THE EXERCISE: Below are entries. Pull out all lines containing "this".

>> Begin

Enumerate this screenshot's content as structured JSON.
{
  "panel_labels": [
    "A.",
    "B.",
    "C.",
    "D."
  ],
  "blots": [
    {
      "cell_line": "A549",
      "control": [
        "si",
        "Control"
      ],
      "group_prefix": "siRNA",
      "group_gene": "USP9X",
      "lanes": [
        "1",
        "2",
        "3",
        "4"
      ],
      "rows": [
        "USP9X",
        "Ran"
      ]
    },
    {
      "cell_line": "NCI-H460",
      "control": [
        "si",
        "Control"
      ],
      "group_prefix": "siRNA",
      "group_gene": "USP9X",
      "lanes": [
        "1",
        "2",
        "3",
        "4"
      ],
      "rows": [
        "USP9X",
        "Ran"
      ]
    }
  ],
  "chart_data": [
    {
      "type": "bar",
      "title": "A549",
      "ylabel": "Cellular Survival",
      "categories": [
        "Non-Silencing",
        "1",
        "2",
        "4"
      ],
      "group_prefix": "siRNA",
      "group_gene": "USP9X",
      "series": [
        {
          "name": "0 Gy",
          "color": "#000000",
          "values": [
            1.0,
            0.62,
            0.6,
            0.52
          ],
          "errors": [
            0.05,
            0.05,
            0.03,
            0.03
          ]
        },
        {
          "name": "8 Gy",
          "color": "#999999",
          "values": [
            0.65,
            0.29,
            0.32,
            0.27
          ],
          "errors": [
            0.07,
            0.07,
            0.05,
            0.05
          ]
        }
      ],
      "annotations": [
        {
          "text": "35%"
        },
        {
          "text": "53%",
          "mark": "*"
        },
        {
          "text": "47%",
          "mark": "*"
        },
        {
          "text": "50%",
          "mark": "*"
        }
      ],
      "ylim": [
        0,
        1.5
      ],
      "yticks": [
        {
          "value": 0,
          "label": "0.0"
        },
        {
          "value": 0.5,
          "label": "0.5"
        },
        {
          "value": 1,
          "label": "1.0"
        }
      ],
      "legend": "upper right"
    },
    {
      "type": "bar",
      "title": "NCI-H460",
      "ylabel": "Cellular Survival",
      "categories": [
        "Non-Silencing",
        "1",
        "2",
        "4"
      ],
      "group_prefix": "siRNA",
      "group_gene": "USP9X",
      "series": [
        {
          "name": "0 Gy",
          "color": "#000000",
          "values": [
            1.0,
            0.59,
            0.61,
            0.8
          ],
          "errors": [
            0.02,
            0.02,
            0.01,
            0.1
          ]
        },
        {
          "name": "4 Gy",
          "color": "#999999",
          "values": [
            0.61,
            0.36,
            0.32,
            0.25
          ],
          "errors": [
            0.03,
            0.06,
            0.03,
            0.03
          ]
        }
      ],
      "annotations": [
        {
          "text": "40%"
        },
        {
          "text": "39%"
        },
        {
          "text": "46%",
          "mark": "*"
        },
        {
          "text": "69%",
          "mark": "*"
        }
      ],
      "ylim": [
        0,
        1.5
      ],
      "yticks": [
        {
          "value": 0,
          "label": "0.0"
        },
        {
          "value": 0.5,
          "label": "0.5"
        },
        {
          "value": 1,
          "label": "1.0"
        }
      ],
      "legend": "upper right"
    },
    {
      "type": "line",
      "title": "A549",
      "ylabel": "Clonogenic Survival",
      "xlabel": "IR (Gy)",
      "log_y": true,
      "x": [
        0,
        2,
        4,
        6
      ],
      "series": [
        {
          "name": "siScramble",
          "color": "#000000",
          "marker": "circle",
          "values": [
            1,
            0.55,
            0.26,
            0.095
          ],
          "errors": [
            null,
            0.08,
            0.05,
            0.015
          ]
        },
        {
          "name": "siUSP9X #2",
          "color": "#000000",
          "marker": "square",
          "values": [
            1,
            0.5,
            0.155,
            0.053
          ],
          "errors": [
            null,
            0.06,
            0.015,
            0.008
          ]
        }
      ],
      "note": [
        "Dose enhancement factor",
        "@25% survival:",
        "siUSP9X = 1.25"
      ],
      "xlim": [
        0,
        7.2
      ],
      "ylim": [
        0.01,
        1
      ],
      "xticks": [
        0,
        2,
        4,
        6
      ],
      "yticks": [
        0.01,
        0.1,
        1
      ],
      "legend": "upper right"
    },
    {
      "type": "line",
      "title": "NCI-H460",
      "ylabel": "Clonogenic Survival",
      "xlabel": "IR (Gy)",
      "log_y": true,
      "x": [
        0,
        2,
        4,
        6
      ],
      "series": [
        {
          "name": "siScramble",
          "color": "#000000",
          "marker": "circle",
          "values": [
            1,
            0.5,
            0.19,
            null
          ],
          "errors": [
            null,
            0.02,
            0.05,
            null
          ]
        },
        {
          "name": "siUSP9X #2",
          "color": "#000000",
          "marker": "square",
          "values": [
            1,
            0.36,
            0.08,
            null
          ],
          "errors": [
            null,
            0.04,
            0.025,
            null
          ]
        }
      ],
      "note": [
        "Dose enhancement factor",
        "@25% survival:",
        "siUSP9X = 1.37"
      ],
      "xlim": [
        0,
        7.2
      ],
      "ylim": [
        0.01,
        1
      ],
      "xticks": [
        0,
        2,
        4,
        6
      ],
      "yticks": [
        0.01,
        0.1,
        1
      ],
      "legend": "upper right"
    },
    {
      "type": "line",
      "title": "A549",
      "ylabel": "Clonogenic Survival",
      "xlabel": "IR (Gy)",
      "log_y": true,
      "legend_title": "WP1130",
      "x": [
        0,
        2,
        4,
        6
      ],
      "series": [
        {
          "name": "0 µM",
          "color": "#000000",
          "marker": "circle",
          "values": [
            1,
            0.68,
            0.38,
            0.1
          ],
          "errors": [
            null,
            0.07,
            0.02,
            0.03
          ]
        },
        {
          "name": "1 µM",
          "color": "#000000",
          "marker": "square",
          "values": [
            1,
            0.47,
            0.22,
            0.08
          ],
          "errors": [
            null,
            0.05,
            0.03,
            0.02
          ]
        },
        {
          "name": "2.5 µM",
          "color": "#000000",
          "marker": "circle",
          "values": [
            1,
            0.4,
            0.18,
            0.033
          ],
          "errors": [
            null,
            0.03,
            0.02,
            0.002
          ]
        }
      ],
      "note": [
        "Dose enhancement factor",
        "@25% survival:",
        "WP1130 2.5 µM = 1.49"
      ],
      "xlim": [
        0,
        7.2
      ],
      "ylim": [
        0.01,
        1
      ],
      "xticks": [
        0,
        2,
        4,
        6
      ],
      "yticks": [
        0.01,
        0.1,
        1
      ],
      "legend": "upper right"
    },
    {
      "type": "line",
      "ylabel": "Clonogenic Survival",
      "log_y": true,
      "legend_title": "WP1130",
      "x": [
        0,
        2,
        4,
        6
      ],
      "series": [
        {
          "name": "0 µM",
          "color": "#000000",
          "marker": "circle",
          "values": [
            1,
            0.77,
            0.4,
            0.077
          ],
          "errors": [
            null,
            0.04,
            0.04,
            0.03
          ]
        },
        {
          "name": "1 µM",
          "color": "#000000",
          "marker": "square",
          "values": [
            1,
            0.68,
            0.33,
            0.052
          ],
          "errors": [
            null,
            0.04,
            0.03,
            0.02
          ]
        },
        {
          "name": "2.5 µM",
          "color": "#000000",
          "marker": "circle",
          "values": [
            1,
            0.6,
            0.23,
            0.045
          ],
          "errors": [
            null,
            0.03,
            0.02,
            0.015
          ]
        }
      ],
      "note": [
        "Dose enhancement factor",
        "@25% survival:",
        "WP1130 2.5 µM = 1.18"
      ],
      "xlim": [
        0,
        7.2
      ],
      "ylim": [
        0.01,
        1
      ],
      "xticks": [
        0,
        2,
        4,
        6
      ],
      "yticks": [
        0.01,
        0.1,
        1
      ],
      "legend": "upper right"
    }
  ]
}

>> End
>> Begin

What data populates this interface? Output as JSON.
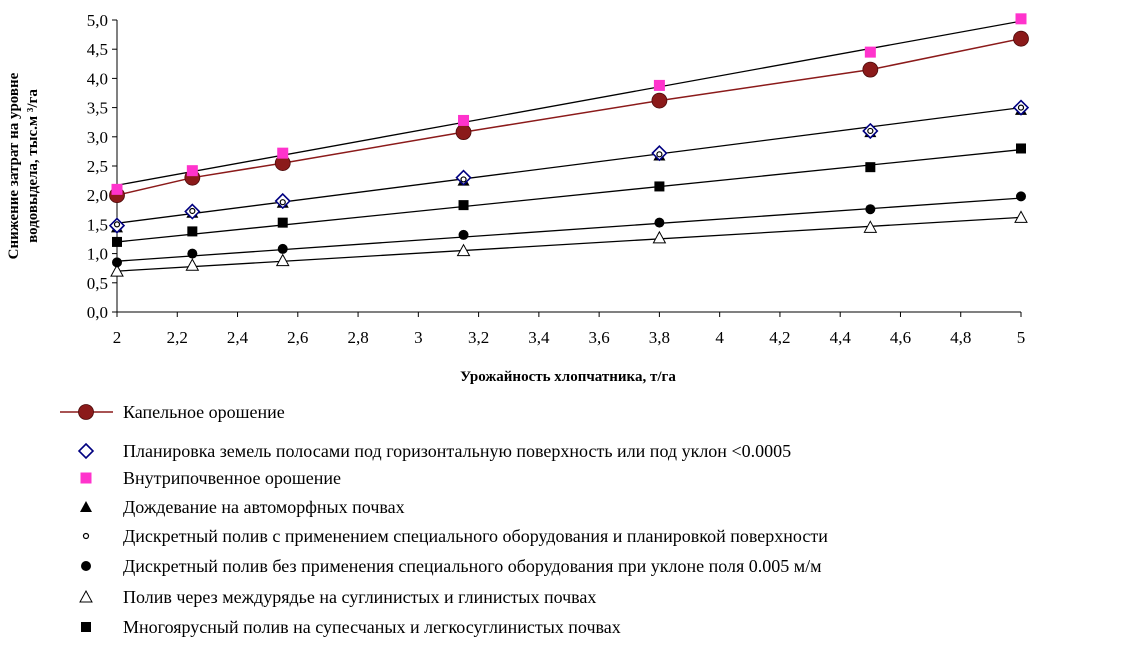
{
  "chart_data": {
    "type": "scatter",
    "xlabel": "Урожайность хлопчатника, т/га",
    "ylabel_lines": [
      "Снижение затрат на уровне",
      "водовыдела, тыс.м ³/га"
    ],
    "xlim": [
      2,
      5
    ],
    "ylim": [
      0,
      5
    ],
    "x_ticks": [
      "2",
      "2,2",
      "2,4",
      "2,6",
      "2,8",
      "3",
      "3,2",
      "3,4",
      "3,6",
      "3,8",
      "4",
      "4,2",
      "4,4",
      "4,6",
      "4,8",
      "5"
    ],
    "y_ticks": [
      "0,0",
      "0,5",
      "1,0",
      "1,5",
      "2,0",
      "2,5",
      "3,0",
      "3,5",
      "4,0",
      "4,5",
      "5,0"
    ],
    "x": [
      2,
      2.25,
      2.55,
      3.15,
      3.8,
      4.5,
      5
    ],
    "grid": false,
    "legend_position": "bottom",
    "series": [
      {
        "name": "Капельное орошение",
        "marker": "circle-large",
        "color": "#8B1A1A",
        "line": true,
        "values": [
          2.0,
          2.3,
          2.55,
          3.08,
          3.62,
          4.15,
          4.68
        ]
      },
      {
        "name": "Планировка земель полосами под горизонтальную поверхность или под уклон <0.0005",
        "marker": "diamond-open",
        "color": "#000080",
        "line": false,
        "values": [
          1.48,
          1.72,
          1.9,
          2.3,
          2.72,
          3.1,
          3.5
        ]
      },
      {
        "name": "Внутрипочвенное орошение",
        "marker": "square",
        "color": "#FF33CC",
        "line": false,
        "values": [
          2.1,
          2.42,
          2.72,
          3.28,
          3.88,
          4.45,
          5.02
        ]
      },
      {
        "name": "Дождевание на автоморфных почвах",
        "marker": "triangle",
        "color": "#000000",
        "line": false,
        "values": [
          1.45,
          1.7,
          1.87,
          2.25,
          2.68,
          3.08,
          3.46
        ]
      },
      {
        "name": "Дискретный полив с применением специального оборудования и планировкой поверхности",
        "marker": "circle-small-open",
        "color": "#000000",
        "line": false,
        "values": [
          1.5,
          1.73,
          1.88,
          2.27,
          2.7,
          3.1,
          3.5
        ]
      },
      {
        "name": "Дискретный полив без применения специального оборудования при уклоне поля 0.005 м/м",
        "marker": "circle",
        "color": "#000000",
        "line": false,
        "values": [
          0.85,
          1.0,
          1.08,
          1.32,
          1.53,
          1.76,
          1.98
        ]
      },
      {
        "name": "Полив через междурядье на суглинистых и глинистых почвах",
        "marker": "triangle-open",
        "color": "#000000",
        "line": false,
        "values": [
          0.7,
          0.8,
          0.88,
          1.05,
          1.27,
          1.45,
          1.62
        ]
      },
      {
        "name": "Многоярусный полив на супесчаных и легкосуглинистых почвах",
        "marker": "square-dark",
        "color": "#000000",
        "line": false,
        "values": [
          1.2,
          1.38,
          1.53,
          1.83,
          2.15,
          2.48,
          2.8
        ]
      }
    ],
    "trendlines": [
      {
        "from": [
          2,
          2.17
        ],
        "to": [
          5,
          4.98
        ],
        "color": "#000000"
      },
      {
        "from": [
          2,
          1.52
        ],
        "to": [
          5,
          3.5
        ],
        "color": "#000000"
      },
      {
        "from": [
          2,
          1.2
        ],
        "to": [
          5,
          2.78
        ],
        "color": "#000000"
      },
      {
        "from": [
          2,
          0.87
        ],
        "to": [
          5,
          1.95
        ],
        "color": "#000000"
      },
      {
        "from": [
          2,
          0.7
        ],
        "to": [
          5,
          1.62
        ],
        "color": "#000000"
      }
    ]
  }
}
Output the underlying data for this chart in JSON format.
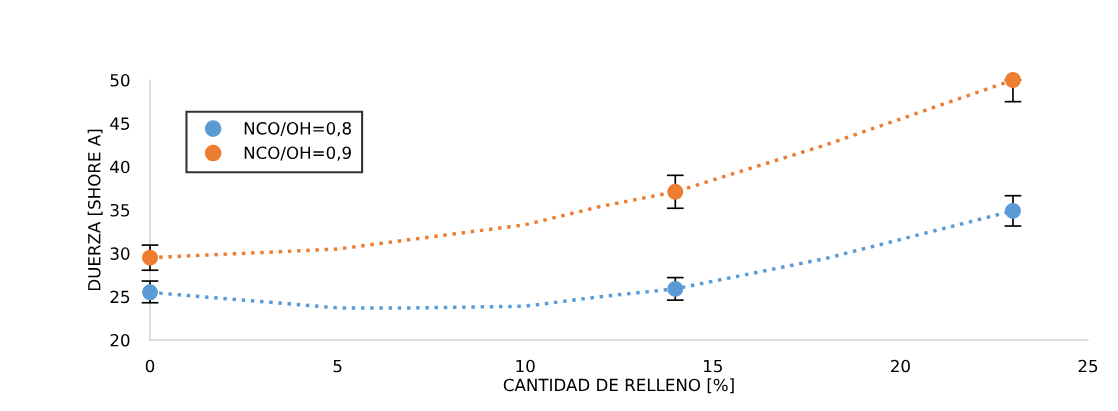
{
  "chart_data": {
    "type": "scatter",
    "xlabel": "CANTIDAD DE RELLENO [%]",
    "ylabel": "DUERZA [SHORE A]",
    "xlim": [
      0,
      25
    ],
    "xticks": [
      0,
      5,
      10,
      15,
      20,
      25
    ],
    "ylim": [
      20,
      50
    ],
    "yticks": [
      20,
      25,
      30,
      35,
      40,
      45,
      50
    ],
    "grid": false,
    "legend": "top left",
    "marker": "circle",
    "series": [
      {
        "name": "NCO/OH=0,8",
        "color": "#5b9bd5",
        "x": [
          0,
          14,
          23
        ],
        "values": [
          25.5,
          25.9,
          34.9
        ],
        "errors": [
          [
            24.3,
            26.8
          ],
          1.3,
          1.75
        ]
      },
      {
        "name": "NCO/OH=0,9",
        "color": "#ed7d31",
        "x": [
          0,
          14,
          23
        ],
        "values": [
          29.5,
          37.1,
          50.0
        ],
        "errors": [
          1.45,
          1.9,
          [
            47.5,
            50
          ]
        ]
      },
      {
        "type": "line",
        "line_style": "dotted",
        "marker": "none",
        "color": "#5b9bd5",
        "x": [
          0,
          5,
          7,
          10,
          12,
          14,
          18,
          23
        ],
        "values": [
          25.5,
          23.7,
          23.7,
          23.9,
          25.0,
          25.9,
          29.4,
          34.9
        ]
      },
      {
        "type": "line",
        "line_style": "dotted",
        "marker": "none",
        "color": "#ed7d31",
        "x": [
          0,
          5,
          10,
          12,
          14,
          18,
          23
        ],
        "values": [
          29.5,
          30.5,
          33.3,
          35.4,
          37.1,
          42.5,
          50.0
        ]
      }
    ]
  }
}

>> End

SOLUTION BELOW:
Enumerate this screenshot's content as structured JSON.
What data populates this interface? Output as JSON.
Output the underlying data for this chart in JSON format.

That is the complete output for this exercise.